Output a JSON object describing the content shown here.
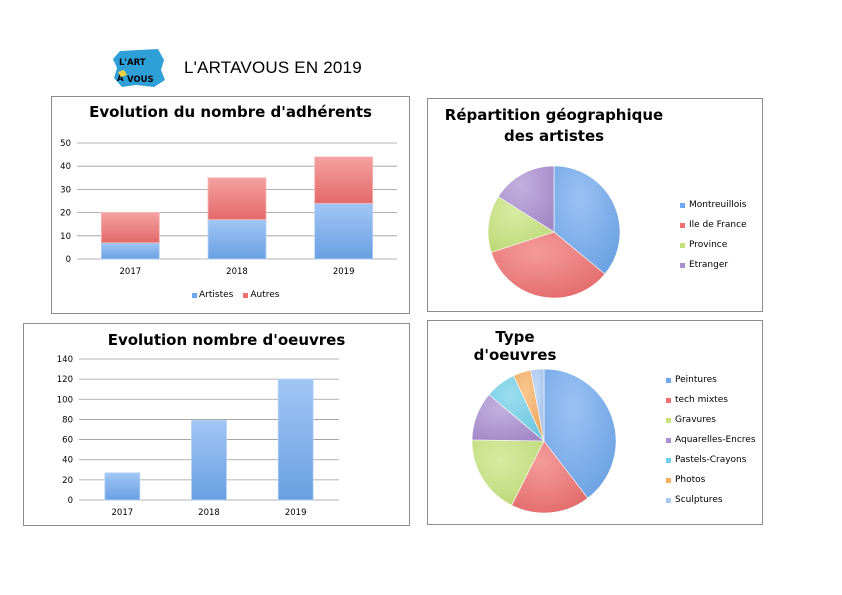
{
  "header": {
    "title": "L'ARTAVOUS EN 2019",
    "logo_text": "L'ART À VOUS",
    "logo_color": "#2f9fd8"
  },
  "colors": {
    "blue": "#6fa8ee",
    "red": "#ef6e6e",
    "green": "#c6e27a",
    "purple": "#a98ed0",
    "cyan": "#6fcfe8",
    "orange": "#f7ad5e",
    "lightblue": "#a9c9f5"
  },
  "chart_data": [
    {
      "type": "bar",
      "stacked": true,
      "title": "Evolution du nombre d'adhérents",
      "categories": [
        "2017",
        "2018",
        "2019"
      ],
      "series": [
        {
          "name": "Artistes",
          "values": [
            7,
            17,
            24
          ],
          "color": "#6fa8ee"
        },
        {
          "name": "Autres",
          "values": [
            13,
            18,
            20
          ],
          "color": "#ef6e6e"
        }
      ],
      "yticks": [
        "0",
        "10",
        "20",
        "30",
        "40",
        "50"
      ],
      "ylim": [
        0,
        50
      ],
      "grid": true,
      "legend": "bottom"
    },
    {
      "type": "pie",
      "title": "Répartition géographique des artistes",
      "labels": [
        "Montreuillois",
        "Ile de France",
        "Province",
        "Etranger"
      ],
      "values": [
        36,
        34,
        14,
        16
      ],
      "colors": [
        "#6fa8ee",
        "#ef6e6e",
        "#c6e27a",
        "#a98ed0"
      ],
      "legend": "right"
    },
    {
      "type": "bar",
      "title": "Evolution nombre d'oeuvres",
      "categories": [
        "2017",
        "2018",
        "2019"
      ],
      "values": [
        27,
        79,
        120
      ],
      "color": "#6fa8ee",
      "yticks": [
        "0",
        "20",
        "40",
        "60",
        "80",
        "100",
        "120",
        "140"
      ],
      "ylim": [
        0,
        140
      ],
      "grid": true
    },
    {
      "type": "pie",
      "title": "Type d'oeuvres",
      "labels": [
        "Peintures",
        "tech mixtes",
        "Gravures",
        "Aquarelles-Encres",
        "Pastels-Crayons",
        "Photos",
        "Sculptures"
      ],
      "values": [
        40,
        18,
        18,
        11,
        7,
        4,
        3
      ],
      "colors": [
        "#6fa8ee",
        "#ef6e6e",
        "#c6e27a",
        "#a98ed0",
        "#6fcfe8",
        "#f7ad5e",
        "#a9c9f5"
      ],
      "legend": "right"
    }
  ]
}
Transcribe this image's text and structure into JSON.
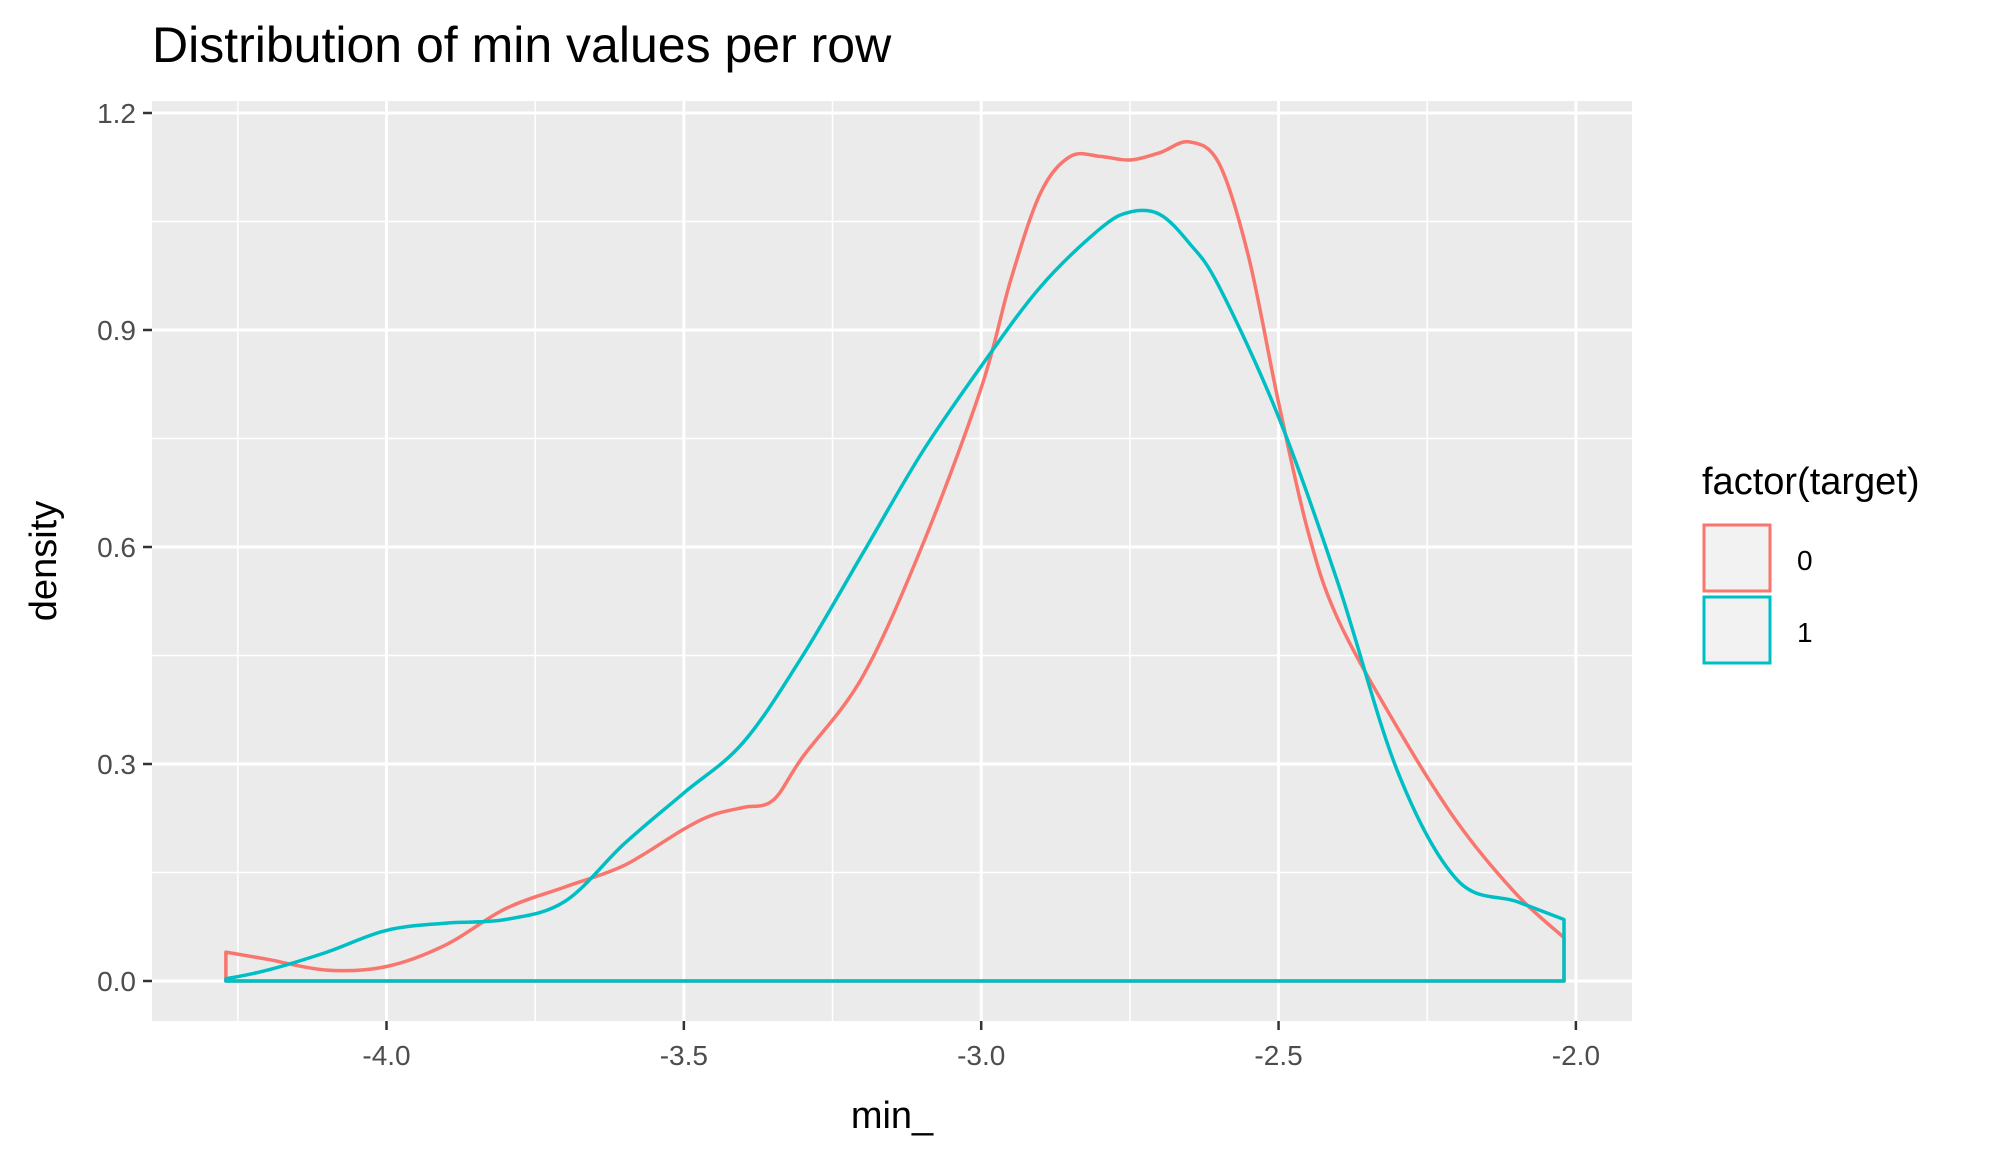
{
  "chart_data": {
    "type": "line",
    "title": "Distribution of min values per row",
    "xlabel": "min_",
    "ylabel": "density",
    "xlim": [
      -4.28,
      -2.02
    ],
    "ylim": [
      0,
      1.2
    ],
    "x_ticks": [
      -4.0,
      -3.5,
      -3.0,
      -2.5,
      -2.0
    ],
    "x_tick_labels": [
      "-4.0",
      "-3.5",
      "-3.0",
      "-2.5",
      "-2.0"
    ],
    "y_ticks": [
      0.0,
      0.3,
      0.6,
      0.9,
      1.2
    ],
    "y_tick_labels": [
      "0.0",
      "0.3",
      "0.6",
      "0.9",
      "1.2"
    ],
    "grid": true,
    "legend": {
      "title": "factor(target)",
      "placement": "right"
    },
    "series": [
      {
        "name": "0",
        "color": "#F8766D",
        "x": [
          -4.27,
          -4.2,
          -4.1,
          -4.0,
          -3.9,
          -3.8,
          -3.7,
          -3.6,
          -3.5,
          -3.45,
          -3.4,
          -3.35,
          -3.3,
          -3.2,
          -3.1,
          -3.0,
          -2.95,
          -2.9,
          -2.85,
          -2.8,
          -2.75,
          -2.7,
          -2.65,
          -2.6,
          -2.55,
          -2.5,
          -2.45,
          -2.4,
          -2.3,
          -2.2,
          -2.1,
          -2.02
        ],
        "values": [
          0.04,
          0.03,
          0.015,
          0.02,
          0.05,
          0.1,
          0.13,
          0.16,
          0.21,
          0.23,
          0.24,
          0.25,
          0.31,
          0.42,
          0.6,
          0.82,
          0.97,
          1.09,
          1.14,
          1.14,
          1.135,
          1.145,
          1.16,
          1.13,
          1.0,
          0.8,
          0.62,
          0.5,
          0.35,
          0.22,
          0.12,
          0.06
        ]
      },
      {
        "name": "1",
        "color": "#00BFC4",
        "x": [
          -4.27,
          -4.2,
          -4.1,
          -4.0,
          -3.9,
          -3.8,
          -3.7,
          -3.6,
          -3.5,
          -3.4,
          -3.3,
          -3.2,
          -3.1,
          -3.0,
          -2.9,
          -2.8,
          -2.75,
          -2.7,
          -2.65,
          -2.6,
          -2.5,
          -2.4,
          -2.3,
          -2.2,
          -2.1,
          -2.02
        ],
        "values": [
          0.003,
          0.015,
          0.04,
          0.07,
          0.08,
          0.085,
          0.11,
          0.19,
          0.26,
          0.33,
          0.45,
          0.59,
          0.73,
          0.85,
          0.96,
          1.04,
          1.063,
          1.06,
          1.02,
          0.96,
          0.78,
          0.55,
          0.29,
          0.14,
          0.11,
          0.085
        ]
      }
    ]
  }
}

Stated exercise:
Pick out the lines above that hold the string "true" and show them.

Result below:
      "stacked": true,
      "grid": true,
      "grid": true
    "grid": true,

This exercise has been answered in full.